• Exercise goal: Copy each line below in which the string "podpira" occurs.

BEGIN Given data

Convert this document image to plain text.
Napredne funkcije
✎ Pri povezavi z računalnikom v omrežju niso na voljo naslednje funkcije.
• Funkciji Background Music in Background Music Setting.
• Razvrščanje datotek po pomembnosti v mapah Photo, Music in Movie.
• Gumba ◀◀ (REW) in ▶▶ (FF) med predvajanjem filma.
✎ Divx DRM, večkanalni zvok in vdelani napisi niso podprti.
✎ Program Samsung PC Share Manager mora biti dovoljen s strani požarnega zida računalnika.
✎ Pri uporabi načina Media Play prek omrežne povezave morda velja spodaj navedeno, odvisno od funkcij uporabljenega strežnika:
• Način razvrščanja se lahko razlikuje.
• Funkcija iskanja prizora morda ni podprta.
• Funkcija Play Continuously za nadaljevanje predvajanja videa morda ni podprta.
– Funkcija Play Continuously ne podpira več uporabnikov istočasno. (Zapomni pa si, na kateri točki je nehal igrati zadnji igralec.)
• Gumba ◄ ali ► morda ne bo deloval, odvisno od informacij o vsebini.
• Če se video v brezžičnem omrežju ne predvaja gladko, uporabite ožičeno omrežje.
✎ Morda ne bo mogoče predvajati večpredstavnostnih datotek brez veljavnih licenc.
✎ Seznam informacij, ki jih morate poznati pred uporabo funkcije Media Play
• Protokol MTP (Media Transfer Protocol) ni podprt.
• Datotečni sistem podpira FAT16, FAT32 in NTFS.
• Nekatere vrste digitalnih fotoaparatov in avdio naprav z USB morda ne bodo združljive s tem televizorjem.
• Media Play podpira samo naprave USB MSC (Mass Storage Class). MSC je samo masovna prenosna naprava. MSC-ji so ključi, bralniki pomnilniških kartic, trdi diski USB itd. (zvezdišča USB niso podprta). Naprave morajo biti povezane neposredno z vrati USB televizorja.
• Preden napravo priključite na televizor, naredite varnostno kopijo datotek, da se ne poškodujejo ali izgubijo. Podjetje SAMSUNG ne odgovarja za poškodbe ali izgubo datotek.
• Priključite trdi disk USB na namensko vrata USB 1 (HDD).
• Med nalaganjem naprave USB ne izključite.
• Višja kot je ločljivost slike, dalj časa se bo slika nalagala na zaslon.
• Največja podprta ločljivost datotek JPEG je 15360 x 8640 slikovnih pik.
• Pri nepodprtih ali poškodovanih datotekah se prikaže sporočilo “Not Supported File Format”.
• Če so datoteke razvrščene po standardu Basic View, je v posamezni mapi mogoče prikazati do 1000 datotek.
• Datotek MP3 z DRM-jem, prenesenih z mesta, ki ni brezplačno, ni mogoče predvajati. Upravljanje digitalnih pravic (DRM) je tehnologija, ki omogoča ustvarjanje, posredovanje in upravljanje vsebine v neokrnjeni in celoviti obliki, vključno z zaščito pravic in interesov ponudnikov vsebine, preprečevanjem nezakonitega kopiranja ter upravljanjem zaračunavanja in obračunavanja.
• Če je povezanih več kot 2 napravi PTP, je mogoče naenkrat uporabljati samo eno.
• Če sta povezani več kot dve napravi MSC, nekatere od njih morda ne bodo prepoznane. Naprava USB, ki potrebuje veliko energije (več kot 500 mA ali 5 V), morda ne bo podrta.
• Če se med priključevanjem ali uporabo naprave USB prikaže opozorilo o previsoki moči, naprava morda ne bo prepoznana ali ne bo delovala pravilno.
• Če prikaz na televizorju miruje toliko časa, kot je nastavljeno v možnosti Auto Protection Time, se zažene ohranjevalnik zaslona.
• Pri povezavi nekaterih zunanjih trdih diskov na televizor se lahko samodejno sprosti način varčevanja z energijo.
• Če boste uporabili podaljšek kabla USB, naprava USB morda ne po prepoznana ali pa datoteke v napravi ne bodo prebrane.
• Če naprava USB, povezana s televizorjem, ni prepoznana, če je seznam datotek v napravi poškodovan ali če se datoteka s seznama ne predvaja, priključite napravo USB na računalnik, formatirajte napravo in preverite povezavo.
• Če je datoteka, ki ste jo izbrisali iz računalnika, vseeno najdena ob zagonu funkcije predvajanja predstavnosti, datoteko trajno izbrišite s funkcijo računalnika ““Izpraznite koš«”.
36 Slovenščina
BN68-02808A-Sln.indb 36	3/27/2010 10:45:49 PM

END Given data

• Answer to the task:
– Funkcija Play Continuously ne podpira več uporabnikov istočasno. (Zapomni pa si, na kateri točki je nehal igrati zadnji igralec.)
• Datotečni sistem podpira FAT16, FAT32 in NTFS.
• Media Play podpira samo naprave USB MSC (Mass Storage Class). MSC je samo masovna prenosna naprava. MSC-ji so ključi, bralniki pomnilniških kartic, trdi diski USB itd. (zvezdišča USB niso podprta). Naprave morajo biti povezane neposredno z vrati USB televizorja.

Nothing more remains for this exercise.